Exercise objective: Filter this material down to the lines that hold "MIDI", copying each one.

----------------------------------------

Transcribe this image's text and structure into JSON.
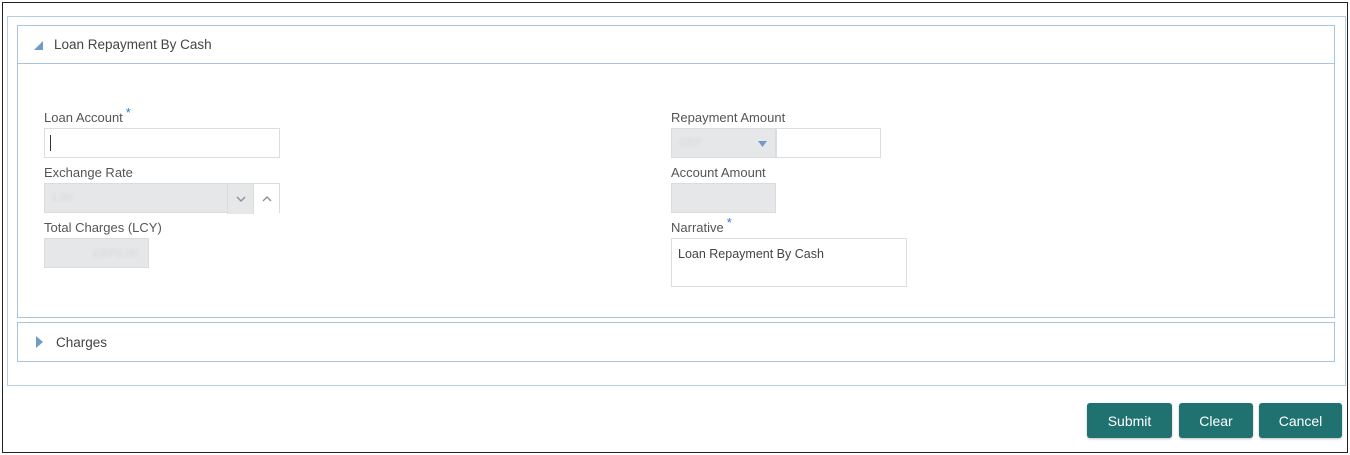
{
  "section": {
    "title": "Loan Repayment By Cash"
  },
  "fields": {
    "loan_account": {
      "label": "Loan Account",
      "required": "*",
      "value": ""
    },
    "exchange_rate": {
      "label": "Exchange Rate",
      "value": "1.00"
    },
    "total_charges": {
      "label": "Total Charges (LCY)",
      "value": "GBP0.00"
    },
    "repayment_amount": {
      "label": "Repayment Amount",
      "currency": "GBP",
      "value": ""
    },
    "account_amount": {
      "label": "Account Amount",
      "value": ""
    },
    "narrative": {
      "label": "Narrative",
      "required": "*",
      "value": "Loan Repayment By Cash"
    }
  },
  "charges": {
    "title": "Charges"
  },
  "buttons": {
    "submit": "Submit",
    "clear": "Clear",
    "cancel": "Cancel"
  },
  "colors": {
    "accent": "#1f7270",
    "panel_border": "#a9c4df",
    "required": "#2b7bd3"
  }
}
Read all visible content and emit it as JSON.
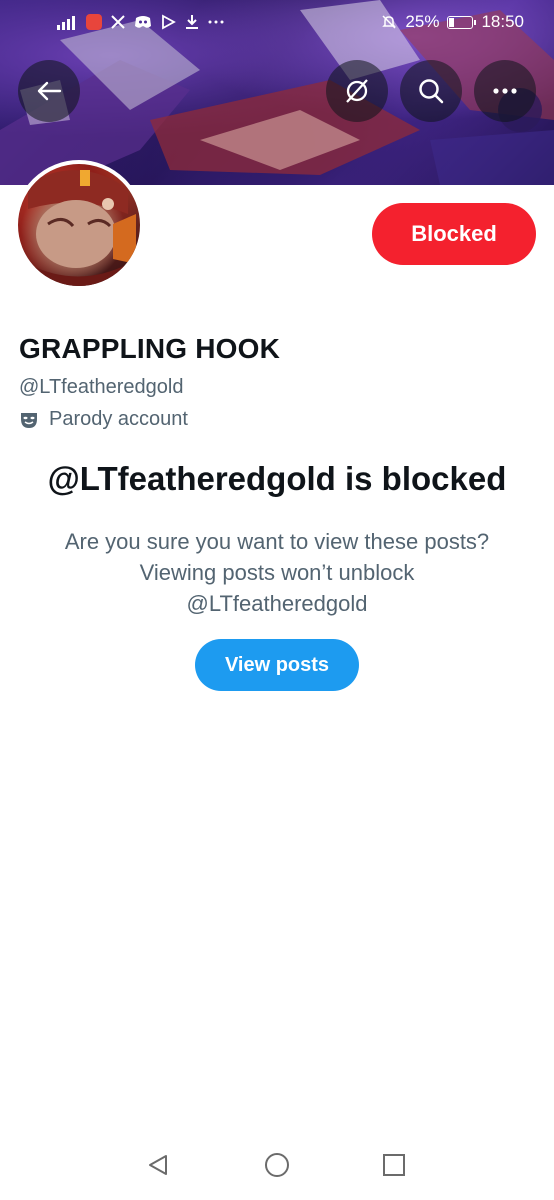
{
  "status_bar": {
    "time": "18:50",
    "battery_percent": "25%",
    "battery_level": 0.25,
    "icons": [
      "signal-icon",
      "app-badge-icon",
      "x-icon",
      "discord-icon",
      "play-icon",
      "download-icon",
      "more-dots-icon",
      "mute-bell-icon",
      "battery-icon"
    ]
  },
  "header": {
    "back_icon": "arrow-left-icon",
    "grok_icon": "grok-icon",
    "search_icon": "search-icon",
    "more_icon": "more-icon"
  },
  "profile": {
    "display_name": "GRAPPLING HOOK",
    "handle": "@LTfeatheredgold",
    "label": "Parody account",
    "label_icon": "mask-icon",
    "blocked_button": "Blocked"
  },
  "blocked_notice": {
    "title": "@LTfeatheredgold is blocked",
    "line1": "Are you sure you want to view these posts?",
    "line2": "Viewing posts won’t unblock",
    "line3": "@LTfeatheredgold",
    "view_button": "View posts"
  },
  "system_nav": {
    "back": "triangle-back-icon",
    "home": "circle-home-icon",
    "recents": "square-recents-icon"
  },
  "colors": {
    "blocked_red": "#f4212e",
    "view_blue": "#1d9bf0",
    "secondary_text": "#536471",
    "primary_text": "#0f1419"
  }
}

----------------------------------------

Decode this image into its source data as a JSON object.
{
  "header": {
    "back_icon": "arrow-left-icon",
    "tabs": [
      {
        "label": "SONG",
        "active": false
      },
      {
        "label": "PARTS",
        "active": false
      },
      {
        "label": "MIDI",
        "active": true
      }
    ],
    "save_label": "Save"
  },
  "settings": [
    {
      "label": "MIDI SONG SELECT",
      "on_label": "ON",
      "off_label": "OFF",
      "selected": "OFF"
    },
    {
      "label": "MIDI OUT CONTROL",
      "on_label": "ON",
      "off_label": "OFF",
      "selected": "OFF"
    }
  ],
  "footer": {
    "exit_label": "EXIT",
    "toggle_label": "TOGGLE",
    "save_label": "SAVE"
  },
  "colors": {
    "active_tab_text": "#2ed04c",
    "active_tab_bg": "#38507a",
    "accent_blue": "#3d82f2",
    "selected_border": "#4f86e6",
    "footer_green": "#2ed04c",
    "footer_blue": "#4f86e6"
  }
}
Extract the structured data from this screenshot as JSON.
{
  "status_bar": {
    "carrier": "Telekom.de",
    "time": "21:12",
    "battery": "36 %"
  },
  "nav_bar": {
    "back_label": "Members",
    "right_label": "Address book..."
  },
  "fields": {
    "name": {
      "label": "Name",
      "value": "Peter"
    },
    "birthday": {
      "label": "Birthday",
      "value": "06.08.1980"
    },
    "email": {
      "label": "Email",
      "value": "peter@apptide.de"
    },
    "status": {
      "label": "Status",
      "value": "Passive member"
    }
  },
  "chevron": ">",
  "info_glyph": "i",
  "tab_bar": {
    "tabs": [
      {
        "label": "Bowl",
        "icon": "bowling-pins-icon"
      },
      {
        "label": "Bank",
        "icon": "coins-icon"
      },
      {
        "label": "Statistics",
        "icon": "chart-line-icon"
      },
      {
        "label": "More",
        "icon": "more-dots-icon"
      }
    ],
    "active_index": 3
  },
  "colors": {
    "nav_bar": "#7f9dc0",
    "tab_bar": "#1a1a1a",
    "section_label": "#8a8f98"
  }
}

----------------------------------------

Exercise response:
        "label": "MIDI",
      "label": "MIDI SONG SELECT",
      "label": "MIDI OUT CONTROL",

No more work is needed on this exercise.